Dataset records:
=== Begin Enclosure ===
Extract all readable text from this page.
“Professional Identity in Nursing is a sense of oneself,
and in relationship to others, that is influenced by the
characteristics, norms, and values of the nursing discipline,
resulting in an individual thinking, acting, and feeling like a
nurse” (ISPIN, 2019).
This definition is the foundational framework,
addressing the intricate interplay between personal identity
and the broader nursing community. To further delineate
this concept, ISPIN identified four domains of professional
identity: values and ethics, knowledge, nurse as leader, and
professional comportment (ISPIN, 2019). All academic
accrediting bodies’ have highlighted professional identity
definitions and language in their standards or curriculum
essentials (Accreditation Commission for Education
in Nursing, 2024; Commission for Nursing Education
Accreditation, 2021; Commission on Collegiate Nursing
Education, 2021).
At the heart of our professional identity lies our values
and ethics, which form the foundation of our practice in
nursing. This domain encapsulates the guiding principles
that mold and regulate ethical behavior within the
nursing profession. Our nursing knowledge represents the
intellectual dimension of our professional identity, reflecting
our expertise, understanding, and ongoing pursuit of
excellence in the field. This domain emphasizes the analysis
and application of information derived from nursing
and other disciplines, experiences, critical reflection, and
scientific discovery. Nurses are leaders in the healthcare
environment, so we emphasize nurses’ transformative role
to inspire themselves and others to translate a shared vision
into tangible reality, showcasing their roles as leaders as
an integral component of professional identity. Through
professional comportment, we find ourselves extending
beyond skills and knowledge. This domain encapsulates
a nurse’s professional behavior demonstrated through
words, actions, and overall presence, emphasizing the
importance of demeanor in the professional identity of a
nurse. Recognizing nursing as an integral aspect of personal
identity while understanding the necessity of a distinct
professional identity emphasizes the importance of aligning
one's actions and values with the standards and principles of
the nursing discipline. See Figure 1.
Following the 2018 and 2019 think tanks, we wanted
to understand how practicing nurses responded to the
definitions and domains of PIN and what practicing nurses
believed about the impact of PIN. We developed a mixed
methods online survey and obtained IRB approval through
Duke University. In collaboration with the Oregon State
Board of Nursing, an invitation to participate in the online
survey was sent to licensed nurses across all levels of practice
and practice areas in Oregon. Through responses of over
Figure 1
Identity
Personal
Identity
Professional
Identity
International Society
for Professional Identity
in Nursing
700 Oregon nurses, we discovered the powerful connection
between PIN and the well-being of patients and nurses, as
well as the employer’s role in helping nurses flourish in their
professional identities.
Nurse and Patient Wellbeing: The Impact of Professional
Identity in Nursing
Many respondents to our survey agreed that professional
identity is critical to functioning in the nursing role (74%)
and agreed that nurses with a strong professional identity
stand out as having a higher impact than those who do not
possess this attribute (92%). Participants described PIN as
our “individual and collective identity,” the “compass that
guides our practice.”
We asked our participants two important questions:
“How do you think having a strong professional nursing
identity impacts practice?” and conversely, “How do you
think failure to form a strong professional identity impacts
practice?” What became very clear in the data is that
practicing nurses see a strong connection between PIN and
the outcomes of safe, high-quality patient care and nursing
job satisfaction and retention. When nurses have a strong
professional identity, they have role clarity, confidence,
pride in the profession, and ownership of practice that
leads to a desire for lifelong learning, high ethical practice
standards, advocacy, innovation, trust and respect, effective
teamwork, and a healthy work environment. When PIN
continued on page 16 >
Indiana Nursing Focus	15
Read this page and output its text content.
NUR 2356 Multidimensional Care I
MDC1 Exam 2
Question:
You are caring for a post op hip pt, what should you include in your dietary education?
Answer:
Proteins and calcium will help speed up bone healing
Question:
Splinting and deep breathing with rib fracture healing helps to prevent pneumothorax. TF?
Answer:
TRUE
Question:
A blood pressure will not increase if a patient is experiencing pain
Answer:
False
=== End Enclosure ===
Exercise aim: Please restate word for word only the lines from the one with "Read this page and output its text content." through the final line of the listing above, both of them included.

Exercise response:
Read this page and output its text content.
NUR 2356 Multidimensional Care I
MDC1 Exam 2
Question:
You are caring for a post op hip pt, what should you include in your dietary education?
Answer:
Proteins and calcium will help speed up bone healing
Question:
Splinting and deep breathing with rib fracture healing helps to prevent pneumothorax. TF?
Answer:
TRUE
Question:
A blood pressure will not increase if a patient is experiencing pain
Answer:
False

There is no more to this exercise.